TEXTABSCHNITT
***

Quick Drag ist eine Spule, die einen sehr kurzen "Bremsweg" hat. (Auf und zu in weniger als einer Umdrehung. 
Ein Freilauf war für das Angeln mit Festbleimontagen noch nie notwendig. Es wurde nur ständig geschrieben, dass man so etwas unbedingt bräuchte. Wenn man sich daran gewöhnt hat, kommt man nur schlecht davon los. ;-)
Ich fische seit Jahren Brandungsrollen beim Karpfenangeln und alle Karpfenrollen sind im Endeffekt nichts anderes.


----------



## cyberpeter (24. September 2013)

*AW: Okuma Powerliner PL-865 rattert beim einholen der Montage VIDEO inside!*

@ vermesser

Eine Brandungsrolle trifft die "optimale" Karpfenrolle wohl am besten zumindest wenn man oft weiter werfen muß. Großer Spulendurchmesser und hohe Spule um möglist wenig Reibungswiederstand beim Werfen zu haben und möglichst hoher Schnureinzug bei möglichst geringer Übersetzung sein Blei möglichst schnell (wegen Kraut) und mit größtmöglicher Getriebeschonung und -kraft einholen zu können wenn man doch mal einen Klumpen Kraut mir rausziehen muß. Gleiches gilt im Prinzip auch wenn man mit dem Futterboot oder normalen Boot auslegt. Hier braucht man dann zwar keine so optimal "geformte" Spule weil man ja nicht wirft, aber ein hoher Schnureinzug mit entsprechender "Getriebepower" ist wenn man sich keinen Wolf kurbeln will oder im Kraut hängen bleiben will unerlässlich. Gerade beim Auslegen "zerlegt" es deshalb viele Rollen.

Wenn man nicht weit werfen muß oder weit auslegt, dann kommt man durchaus auch mit kleineren und vorallem leichteren Rollen beim Karpfenfischen aus so lange sie stabil genug sind und die Spule groß genug, dass einem die Schnur nicht von der Rolle springt. Ich habe auf meinen "Nahbreichsruten" z.B. die relativ zierlichen SS2600. 

Schwierig wird die Geschichte, wenn man beides unter einen Hut bringen will bzw. muß weil man eben nur einen Satz Ruten bzw. Rollen hat bzw. dabei hat. Dann sind die typischen schweren Brandungsrollen eigentlich zu schwer und die typischen Nahbereichsrollen und kleinen Freilaufrollen wiederum zu schwach auf der Brust. Gerade in diesem Bereich ist in den letzten Jahren massiv das Angebot angezogen worden mit der Folge, dass die Rollen immer leichter aber auch immer "unstabiler" geworden sind, während das Angebot in den anderen beiden Bereichen mehr oder weniger komplett eingestellt wurde.

***

VORLIEGENDE ANGABEN
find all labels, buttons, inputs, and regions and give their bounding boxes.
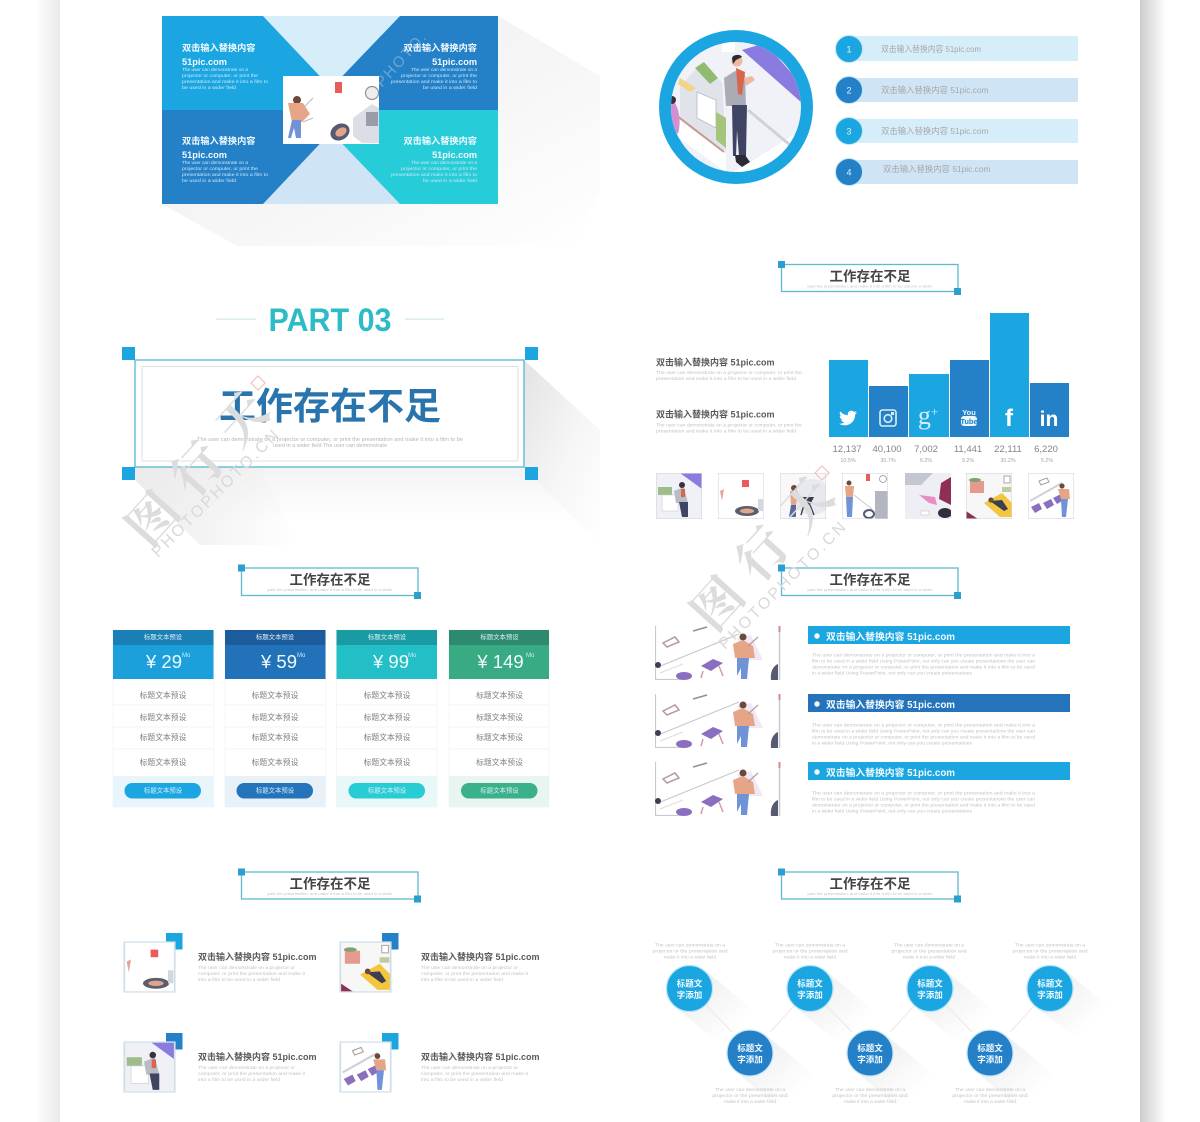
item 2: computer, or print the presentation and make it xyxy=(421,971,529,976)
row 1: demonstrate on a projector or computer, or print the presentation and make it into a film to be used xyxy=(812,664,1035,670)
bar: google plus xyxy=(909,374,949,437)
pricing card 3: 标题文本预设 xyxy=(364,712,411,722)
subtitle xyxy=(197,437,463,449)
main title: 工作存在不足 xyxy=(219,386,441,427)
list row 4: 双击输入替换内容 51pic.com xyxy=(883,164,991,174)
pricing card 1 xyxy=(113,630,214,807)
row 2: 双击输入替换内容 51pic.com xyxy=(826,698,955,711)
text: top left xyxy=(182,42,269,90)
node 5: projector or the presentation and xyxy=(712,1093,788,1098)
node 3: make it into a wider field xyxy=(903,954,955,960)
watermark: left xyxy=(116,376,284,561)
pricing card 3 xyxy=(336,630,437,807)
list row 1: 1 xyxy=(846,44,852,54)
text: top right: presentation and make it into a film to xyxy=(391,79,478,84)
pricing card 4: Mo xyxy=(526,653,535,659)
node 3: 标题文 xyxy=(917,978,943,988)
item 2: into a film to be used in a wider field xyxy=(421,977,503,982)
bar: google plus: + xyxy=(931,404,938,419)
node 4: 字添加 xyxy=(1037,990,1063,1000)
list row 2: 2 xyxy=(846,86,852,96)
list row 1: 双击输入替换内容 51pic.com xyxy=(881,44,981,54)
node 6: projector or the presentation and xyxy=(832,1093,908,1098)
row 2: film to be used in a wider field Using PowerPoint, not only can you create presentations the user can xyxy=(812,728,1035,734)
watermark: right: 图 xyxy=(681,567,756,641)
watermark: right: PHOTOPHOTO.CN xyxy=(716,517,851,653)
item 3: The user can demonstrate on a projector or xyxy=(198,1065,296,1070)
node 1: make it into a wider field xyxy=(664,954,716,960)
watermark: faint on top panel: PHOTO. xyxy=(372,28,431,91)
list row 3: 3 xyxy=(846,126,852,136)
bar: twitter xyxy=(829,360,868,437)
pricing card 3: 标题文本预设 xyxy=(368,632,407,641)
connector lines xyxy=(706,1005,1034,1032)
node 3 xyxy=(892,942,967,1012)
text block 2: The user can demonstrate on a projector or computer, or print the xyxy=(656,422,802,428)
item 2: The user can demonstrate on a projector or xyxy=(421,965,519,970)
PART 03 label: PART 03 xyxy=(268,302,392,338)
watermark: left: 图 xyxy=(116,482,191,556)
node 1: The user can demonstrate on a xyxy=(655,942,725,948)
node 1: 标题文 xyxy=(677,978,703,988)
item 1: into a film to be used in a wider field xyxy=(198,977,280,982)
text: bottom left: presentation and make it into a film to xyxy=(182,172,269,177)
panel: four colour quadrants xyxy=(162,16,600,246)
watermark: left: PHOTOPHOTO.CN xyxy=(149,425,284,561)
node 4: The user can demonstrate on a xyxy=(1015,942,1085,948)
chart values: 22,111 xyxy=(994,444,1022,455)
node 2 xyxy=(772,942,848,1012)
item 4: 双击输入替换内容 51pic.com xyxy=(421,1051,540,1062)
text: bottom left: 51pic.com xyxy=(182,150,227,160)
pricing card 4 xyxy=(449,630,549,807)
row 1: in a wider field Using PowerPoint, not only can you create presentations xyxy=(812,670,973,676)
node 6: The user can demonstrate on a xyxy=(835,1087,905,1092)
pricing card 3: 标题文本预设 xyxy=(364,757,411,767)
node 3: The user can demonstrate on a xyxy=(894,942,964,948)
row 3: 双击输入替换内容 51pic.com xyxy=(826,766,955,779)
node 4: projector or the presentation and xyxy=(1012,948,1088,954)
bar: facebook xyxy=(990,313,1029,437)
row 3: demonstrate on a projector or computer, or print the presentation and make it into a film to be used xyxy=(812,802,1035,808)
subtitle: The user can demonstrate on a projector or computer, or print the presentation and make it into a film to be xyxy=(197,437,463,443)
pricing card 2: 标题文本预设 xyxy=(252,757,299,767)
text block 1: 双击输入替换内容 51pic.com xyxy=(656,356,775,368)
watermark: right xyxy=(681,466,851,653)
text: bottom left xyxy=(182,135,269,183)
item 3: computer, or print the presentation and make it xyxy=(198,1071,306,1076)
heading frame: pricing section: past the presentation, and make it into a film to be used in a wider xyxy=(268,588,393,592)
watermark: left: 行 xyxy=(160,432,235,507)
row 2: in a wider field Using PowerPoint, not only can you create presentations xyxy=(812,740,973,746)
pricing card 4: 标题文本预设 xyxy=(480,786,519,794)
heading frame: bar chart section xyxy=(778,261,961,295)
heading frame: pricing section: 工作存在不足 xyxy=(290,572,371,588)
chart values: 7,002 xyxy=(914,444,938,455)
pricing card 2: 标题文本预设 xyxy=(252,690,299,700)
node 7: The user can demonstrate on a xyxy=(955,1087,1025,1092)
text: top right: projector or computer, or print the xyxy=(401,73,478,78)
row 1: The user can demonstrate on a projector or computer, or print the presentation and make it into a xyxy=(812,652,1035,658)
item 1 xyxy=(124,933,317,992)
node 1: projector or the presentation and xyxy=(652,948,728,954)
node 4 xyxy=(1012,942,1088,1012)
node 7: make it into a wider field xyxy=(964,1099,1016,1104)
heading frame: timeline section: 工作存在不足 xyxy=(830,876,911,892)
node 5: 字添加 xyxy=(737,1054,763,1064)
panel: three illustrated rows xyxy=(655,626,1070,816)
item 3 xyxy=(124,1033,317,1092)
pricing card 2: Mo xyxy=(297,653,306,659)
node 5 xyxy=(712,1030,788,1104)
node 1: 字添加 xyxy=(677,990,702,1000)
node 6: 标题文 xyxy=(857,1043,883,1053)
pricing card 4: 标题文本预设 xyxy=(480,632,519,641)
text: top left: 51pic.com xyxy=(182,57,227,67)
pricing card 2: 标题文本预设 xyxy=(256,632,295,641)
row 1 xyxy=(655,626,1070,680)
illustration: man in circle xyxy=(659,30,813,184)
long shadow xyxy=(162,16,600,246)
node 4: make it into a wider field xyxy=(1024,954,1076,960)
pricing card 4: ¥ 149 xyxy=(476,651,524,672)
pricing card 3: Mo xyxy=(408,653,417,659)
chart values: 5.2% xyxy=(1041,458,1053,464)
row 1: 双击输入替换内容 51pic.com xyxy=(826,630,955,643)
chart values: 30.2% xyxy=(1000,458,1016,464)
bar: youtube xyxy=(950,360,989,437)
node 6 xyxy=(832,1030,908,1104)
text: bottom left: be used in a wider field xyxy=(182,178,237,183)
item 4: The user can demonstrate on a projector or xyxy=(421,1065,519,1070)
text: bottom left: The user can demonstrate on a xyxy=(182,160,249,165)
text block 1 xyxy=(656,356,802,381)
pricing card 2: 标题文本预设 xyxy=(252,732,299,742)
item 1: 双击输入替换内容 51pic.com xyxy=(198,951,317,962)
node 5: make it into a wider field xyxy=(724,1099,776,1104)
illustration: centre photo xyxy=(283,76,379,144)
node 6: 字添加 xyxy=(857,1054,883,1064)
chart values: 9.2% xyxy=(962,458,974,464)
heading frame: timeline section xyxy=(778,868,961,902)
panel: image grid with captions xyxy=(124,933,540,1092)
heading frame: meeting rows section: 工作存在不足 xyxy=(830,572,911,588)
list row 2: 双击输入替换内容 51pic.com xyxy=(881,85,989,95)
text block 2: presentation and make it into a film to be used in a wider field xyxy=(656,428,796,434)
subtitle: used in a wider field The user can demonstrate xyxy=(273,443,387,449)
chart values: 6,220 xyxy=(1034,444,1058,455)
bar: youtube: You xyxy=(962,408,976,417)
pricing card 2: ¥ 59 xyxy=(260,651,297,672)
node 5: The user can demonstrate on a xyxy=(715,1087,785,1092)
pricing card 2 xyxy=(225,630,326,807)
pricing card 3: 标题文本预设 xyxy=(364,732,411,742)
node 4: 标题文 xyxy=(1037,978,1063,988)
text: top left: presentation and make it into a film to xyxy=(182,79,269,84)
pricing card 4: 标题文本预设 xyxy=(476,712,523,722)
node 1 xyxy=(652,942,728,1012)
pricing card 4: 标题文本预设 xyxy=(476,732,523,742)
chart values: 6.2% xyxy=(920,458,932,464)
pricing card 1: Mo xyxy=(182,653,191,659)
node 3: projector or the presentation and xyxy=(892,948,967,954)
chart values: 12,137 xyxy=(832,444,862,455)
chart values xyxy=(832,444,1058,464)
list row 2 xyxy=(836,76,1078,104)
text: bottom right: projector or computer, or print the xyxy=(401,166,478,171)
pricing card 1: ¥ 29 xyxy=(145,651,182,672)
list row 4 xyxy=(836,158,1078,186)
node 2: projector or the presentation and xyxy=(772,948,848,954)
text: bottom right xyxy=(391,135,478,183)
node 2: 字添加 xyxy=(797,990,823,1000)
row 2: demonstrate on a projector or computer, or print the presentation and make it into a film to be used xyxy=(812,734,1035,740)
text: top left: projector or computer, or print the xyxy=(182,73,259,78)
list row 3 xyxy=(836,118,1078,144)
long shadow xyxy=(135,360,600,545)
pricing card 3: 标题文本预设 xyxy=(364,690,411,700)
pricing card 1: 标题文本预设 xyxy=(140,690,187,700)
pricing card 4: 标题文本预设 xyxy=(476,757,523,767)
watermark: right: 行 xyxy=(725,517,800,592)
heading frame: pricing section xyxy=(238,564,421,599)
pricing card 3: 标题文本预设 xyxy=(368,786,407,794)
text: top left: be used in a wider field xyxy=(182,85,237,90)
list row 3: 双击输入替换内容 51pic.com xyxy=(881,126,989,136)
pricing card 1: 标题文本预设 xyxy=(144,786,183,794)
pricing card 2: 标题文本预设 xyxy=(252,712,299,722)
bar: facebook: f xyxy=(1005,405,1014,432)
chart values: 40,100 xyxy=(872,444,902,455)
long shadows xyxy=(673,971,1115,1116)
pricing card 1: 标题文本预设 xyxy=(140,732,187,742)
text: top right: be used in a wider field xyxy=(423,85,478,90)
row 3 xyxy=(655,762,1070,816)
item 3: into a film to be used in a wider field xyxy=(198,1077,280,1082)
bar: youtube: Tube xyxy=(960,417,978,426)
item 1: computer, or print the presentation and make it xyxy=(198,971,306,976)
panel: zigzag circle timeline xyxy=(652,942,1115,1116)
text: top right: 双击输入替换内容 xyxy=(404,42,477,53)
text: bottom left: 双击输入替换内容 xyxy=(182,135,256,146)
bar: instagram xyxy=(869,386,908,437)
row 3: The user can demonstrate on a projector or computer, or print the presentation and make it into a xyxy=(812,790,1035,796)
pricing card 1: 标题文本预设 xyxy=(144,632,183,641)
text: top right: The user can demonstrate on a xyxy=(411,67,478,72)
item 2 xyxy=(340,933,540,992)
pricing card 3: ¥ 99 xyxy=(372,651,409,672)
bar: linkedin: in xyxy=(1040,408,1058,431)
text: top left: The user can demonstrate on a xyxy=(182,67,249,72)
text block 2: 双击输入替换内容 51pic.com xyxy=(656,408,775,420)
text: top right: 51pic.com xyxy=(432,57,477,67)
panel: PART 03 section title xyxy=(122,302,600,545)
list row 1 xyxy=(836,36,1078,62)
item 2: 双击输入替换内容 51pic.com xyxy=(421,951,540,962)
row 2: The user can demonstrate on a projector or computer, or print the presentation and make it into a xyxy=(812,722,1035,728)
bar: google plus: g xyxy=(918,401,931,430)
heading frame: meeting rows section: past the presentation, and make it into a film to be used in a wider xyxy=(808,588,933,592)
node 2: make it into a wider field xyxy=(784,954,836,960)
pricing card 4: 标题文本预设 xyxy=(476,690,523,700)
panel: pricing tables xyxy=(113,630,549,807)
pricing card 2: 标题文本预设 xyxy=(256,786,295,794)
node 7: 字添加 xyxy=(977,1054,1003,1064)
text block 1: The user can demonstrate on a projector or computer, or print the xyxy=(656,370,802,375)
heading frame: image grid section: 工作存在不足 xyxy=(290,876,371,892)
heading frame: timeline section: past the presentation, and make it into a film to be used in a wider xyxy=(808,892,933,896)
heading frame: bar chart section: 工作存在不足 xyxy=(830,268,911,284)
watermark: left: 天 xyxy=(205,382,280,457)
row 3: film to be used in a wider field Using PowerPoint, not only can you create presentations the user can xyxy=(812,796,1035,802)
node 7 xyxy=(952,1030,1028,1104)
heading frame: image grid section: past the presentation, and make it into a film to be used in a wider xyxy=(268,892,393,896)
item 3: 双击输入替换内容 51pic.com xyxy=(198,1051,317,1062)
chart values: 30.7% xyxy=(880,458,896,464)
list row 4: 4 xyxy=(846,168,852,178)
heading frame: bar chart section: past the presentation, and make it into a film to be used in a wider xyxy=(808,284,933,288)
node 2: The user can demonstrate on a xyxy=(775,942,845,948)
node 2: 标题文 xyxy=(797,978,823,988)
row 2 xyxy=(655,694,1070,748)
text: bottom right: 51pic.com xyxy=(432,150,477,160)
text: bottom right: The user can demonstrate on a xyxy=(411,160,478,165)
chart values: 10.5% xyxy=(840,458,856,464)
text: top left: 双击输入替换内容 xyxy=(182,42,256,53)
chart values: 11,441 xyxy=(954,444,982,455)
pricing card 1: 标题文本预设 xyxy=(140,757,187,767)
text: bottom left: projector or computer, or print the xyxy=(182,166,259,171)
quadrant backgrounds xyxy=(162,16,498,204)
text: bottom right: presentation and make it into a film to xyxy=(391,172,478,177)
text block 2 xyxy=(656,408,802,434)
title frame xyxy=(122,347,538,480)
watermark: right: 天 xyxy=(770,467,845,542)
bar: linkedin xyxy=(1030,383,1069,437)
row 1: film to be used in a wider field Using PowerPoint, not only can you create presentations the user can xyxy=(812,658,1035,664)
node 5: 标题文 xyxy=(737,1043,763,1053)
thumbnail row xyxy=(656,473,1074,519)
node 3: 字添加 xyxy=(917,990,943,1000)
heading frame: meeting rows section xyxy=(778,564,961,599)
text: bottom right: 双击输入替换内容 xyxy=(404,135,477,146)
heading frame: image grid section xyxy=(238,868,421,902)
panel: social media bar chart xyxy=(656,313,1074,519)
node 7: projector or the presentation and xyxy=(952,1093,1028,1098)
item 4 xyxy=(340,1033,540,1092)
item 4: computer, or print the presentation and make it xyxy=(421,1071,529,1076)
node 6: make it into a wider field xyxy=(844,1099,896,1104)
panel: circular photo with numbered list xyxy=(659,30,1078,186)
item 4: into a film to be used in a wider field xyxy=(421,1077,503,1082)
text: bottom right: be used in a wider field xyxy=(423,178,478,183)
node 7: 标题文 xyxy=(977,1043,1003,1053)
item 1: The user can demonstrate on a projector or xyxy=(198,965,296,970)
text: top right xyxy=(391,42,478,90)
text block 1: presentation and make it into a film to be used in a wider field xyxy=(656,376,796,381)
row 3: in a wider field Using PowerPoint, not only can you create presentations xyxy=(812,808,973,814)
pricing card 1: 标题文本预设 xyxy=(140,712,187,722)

***

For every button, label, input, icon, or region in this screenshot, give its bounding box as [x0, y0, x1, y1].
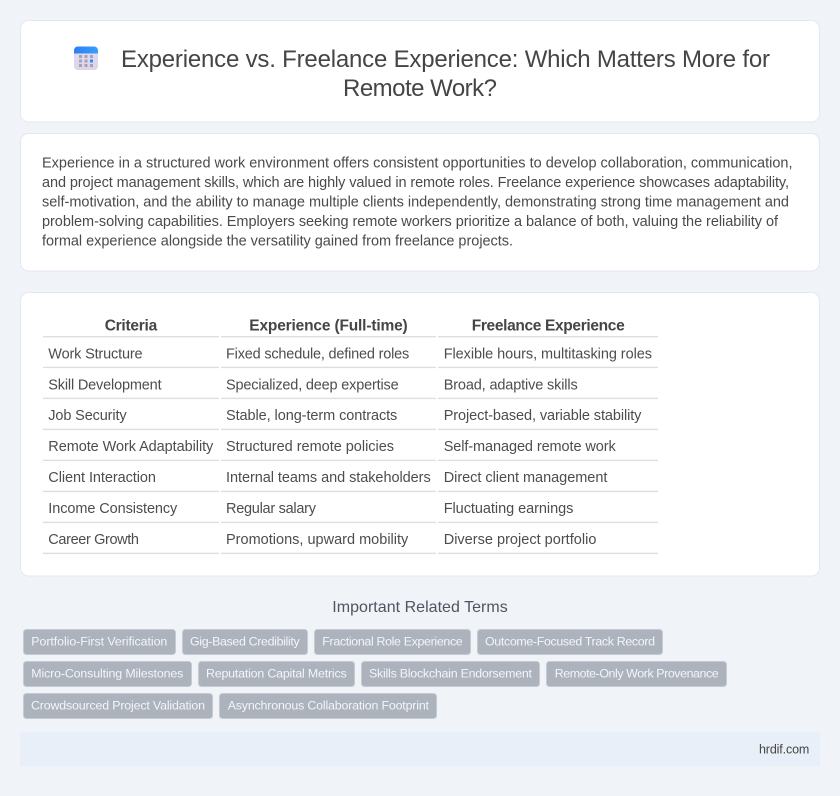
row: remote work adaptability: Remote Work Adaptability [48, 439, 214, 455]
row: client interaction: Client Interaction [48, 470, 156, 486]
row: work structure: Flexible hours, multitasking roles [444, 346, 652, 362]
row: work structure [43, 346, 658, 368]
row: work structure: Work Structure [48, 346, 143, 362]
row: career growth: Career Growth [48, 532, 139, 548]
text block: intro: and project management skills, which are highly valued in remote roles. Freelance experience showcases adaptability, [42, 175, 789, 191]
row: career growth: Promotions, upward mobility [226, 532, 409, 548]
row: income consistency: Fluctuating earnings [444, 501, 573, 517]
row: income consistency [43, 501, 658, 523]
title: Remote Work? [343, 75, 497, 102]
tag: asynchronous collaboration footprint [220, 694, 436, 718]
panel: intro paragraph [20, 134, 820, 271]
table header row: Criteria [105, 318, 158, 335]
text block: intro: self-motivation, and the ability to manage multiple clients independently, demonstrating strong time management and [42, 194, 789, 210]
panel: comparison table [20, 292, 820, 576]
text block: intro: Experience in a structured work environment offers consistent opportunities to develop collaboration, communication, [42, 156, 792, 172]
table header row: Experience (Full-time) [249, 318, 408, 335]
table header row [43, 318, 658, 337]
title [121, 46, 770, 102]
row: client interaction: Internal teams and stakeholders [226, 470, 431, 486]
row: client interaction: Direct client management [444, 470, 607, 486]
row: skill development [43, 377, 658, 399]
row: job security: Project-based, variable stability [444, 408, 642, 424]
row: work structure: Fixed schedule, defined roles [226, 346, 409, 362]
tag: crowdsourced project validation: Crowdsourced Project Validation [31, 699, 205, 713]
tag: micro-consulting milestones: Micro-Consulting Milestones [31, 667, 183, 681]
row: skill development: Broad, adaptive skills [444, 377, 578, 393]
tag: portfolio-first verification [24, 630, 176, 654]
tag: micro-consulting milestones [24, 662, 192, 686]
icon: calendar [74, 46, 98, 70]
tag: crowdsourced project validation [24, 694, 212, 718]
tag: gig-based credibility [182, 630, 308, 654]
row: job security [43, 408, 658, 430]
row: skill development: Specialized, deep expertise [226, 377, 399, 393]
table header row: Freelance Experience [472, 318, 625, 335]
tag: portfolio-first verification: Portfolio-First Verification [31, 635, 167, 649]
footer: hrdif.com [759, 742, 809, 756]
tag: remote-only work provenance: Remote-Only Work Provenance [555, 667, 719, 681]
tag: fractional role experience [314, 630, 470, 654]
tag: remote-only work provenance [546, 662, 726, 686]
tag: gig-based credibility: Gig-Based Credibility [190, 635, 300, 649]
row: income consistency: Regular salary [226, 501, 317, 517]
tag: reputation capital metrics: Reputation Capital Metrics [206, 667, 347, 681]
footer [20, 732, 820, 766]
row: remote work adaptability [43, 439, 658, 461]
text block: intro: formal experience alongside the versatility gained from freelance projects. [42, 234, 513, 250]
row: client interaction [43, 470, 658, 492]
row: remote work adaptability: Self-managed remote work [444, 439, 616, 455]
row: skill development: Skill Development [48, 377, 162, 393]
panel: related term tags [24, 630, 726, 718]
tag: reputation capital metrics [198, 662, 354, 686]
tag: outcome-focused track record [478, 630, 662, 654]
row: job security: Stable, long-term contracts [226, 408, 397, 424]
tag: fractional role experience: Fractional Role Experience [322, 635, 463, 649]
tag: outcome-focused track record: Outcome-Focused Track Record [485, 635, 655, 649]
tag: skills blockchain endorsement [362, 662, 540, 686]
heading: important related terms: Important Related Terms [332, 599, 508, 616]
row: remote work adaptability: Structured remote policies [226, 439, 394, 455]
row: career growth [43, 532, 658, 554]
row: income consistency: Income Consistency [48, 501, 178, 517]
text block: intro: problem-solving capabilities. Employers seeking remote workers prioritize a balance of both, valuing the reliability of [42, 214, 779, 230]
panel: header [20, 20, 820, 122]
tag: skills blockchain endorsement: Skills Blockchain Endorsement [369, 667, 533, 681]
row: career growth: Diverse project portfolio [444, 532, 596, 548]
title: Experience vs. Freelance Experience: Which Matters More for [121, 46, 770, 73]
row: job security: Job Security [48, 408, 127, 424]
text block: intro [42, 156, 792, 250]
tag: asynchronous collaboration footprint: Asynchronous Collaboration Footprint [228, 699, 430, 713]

***

DEINE AUFGABE
Kopiere bitte aus dem Text über Rollen zum Karpfenangeln alles von „Schwierig wird die“ bis hinunter zu „komplett eingestellt wurde.“ wortgetreu heraus.

VOLLSTÄNDIGE ANTWORT
Schwierig wird die Geschichte, wenn man beides unter einen Hut bringen will bzw. muß weil man eben nur einen Satz Ruten bzw. Rollen hat bzw. dabei hat. Dann sind die typischen schweren Brandungsrollen eigentlich zu schwer und die typischen Nahbereichsrollen und kleinen Freilaufrollen wiederum zu schwach auf der Brust. Gerade in diesem Bereich ist in den letzten Jahren massiv das Angebot angezogen worden mit der Folge, dass die Rollen immer leichter aber auch immer "unstabiler" geworden sind, während das Angebot in den anderen beiden Bereichen mehr oder weniger komplett eingestellt wurde.